§ **WORK REQUIRED**: Reproduce the records exactly.

───

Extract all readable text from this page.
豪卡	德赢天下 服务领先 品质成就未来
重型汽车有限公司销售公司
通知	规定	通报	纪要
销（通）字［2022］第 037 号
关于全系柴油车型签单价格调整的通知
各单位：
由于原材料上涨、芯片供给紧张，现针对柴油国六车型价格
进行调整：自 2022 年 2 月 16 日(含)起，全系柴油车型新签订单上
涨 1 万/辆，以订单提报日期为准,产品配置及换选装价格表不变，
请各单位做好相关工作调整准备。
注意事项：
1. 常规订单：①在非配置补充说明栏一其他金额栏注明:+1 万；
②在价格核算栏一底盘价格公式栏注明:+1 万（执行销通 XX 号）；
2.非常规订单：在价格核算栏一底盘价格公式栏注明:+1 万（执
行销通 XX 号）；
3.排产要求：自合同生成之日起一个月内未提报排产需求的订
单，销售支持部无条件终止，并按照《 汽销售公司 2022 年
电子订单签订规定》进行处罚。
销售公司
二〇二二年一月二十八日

───

§ **ANSWER TO THE EXERCISE**:
Extract all readable text from this page.
豪卡	德赢天下 服务领先 品质成就未来
重型汽车有限公司销售公司
通知	规定	通报	纪要
销（通）字［2022］第 037 号
关于全系柴油车型签单价格调整的通知
各单位：
由于原材料上涨、芯片供给紧张，现针对柴油国六车型价格
进行调整：自 2022 年 2 月 16 日(含)起，全系柴油车型新签订单上
涨 1 万/辆，以订单提报日期为准,产品配置及换选装价格表不变，
请各单位做好相关工作调整准备。
注意事项：
1. 常规订单：①在非配置补充说明栏一其他金额栏注明:+1 万；
②在价格核算栏一底盘价格公式栏注明:+1 万（执行销通 XX 号）；
2.非常规订单：在价格核算栏一底盘价格公式栏注明:+1 万（执
行销通 XX 号）；
3.排产要求：自合同生成之日起一个月内未提报排产需求的订
单，销售支持部无条件终止，并按照《 汽销售公司 2022 年
电子订单签订规定》进行处罚。
销售公司
二〇二二年一月二十八日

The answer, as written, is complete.